--- begin LISTED RECORDS ---

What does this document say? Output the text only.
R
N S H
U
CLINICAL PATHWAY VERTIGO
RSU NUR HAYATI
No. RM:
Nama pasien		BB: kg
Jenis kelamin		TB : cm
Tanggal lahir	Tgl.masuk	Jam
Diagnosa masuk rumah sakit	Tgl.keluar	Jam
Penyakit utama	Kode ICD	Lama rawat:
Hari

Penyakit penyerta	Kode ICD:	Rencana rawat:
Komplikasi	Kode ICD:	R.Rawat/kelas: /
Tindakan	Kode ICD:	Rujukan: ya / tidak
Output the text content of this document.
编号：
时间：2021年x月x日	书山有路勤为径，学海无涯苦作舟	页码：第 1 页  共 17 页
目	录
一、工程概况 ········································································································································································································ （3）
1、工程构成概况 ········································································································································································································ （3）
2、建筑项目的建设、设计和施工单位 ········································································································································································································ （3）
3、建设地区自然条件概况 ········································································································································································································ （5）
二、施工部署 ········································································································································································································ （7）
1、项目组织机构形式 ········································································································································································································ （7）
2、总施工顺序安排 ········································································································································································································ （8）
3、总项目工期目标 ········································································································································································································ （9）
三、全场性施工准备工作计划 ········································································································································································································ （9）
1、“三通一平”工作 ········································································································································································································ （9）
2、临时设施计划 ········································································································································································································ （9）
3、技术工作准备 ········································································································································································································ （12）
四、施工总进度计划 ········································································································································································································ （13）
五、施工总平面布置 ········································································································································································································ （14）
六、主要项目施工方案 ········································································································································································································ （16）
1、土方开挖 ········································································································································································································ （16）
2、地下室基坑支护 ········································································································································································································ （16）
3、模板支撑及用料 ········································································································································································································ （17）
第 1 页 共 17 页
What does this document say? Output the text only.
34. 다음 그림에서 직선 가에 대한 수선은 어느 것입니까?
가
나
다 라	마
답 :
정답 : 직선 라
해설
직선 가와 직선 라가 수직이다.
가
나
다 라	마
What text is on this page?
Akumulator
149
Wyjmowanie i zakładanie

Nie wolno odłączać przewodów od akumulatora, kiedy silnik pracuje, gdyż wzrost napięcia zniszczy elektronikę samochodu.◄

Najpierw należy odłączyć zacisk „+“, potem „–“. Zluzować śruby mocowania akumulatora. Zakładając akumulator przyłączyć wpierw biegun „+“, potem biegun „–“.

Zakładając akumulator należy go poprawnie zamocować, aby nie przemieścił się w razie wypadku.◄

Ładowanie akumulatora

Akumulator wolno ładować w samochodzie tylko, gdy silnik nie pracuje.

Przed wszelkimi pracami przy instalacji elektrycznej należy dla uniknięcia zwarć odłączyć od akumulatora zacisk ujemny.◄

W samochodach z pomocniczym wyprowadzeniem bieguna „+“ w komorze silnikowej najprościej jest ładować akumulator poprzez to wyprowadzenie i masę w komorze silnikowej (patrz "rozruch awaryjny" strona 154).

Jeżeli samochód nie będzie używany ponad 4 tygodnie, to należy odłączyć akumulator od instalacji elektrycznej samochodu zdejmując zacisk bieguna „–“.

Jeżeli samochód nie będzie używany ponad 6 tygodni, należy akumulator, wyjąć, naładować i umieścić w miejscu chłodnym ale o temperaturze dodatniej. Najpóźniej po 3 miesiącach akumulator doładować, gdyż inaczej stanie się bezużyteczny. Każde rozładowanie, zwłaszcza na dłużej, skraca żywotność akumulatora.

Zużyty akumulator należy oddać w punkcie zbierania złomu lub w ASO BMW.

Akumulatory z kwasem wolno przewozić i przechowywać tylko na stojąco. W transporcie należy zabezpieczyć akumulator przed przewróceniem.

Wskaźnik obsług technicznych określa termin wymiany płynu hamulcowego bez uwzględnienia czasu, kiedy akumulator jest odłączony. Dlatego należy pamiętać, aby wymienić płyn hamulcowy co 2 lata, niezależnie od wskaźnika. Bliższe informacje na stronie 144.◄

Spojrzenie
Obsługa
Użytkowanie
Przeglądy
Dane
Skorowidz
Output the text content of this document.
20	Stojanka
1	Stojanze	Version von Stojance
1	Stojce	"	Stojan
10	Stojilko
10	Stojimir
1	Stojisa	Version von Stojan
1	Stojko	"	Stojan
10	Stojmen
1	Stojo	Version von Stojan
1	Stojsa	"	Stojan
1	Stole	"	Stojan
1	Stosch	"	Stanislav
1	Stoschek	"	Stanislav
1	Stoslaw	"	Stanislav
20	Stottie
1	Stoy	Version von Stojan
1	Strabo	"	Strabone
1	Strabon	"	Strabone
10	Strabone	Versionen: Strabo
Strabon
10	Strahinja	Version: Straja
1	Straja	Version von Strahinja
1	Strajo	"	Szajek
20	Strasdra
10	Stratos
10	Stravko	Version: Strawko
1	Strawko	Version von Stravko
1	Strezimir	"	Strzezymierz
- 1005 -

--- end LISTED RECORDS ---

### PROBLEM REQUIREMENTS:
From the records above, extract every entry verbatim.

### TASK RESPONSE:
What does this document say? Output the text only.
R
N S H
U
CLINICAL PATHWAY VERTIGO
RSU NUR HAYATI
No. RM:
Nama pasien		BB: kg
Jenis kelamin		TB : cm
Tanggal lahir	Tgl.masuk	Jam
Diagnosa masuk rumah sakit	Tgl.keluar	Jam
Penyakit utama	Kode ICD	Lama rawat:
Hari

Penyakit penyerta	Kode ICD:	Rencana rawat:
Komplikasi	Kode ICD:	R.Rawat/kelas: /
Tindakan	Kode ICD:	Rujukan: ya / tidak
Output the text content of this document.
编号：
时间：2021年x月x日	书山有路勤为径，学海无涯苦作舟	页码：第 1 页  共 17 页
目	录
一、工程概况 ········································································································································································································ （3）
1、工程构成概况 ········································································································································································································ （3）
2、建筑项目的建设、设计和施工单位 ········································································································································································································ （3）
3、建设地区自然条件概况 ········································································································································································································ （5）
二、施工部署 ········································································································································································································ （7）
1、项目组织机构形式 ········································································································································································································ （7）
2、总施工顺序安排 ········································································································································································································ （8）
3、总项目工期目标 ········································································································································································································ （9）
三、全场性施工准备工作计划 ········································································································································································································ （9）
1、“三通一平”工作 ········································································································································································································ （9）
2、临时设施计划 ········································································································································································································ （9）
3、技术工作准备 ········································································································································································································ （12）
四、施工总进度计划 ········································································································································································································ （13）
五、施工总平面布置 ········································································································································································································ （14）
六、主要项目施工方案 ········································································································································································································ （16）
1、土方开挖 ········································································································································································································ （16）
2、地下室基坑支护 ········································································································································································································ （16）
3、模板支撑及用料 ········································································································································································································ （17）
第 1 页 共 17 页
What does this document say? Output the text only.
34. 다음 그림에서 직선 가에 대한 수선은 어느 것입니까?
가
나
다 라	마
답 :
정답 : 직선 라
해설
직선 가와 직선 라가 수직이다.
가
나
다 라	마
What text is on this page?
Akumulator
149
Wyjmowanie i zakładanie

Nie wolno odłączać przewodów od akumulatora, kiedy silnik pracuje, gdyż wzrost napięcia zniszczy elektronikę samochodu.◄

Najpierw należy odłączyć zacisk „+“, potem „–“. Zluzować śruby mocowania akumulatora. Zakładając akumulator przyłączyć wpierw biegun „+“, potem biegun „–“.

Zakładając akumulator należy go poprawnie zamocować, aby nie przemieścił się w razie wypadku.◄

Ładowanie akumulatora

Akumulator wolno ładować w samochodzie tylko, gdy silnik nie pracuje.

Przed wszelkimi pracami przy instalacji elektrycznej należy dla uniknięcia zwarć odłączyć od akumulatora zacisk ujemny.◄

W samochodach z pomocniczym wyprowadzeniem bieguna „+“ w komorze silnikowej najprościej jest ładować akumulator poprzez to wyprowadzenie i masę w komorze silnikowej (patrz "rozruch awaryjny" strona 154).

Jeżeli samochód nie będzie używany ponad 4 tygodnie, to należy odłączyć akumulator od instalacji elektrycznej samochodu zdejmując zacisk bieguna „–“.

Jeżeli samochód nie będzie używany ponad 6 tygodni, należy akumulator, wyjąć, naładować i umieścić w miejscu chłodnym ale o temperaturze dodatniej. Najpóźniej po 3 miesiącach akumulator doładować, gdyż inaczej stanie się bezużyteczny. Każde rozładowanie, zwłaszcza na dłużej, skraca żywotność akumulatora.

Zużyty akumulator należy oddać w punkcie zbierania złomu lub w ASO BMW.

Akumulatory z kwasem wolno przewozić i przechowywać tylko na stojąco. W transporcie należy zabezpieczyć akumulator przed przewróceniem.

Wskaźnik obsług technicznych określa termin wymiany płynu hamulcowego bez uwzględnienia czasu, kiedy akumulator jest odłączony. Dlatego należy pamiętać, aby wymienić płyn hamulcowy co 2 lata, niezależnie od wskaźnika. Bliższe informacje na stronie 144.◄

Spojrzenie
Obsługa
Użytkowanie
Przeglądy
Dane
Skorowidz
Output the text content of this document.
20	Stojanka
1	Stojanze	Version von Stojance
1	Stojce	"	Stojan
10	Stojilko
10	Stojimir
1	Stojisa	Version von Stojan
1	Stojko	"	Stojan
10	Stojmen
1	Stojo	Version von Stojan
1	Stojsa	"	Stojan
1	Stole	"	Stojan
1	Stosch	"	Stanislav
1	Stoschek	"	Stanislav
1	Stoslaw	"	Stanislav
20	Stottie
1	Stoy	Version von Stojan
1	Strabo	"	Strabone
1	Strabon	"	Strabone
10	Strabone	Versionen: Strabo
Strabon
10	Strahinja	Version: Straja
1	Straja	Version von Strahinja
1	Strajo	"	Szajek
20	Strasdra
10	Stratos
10	Stravko	Version: Strawko
1	Strawko	Version von Stravko
1	Strezimir	"	Strzezymierz
- 1005 -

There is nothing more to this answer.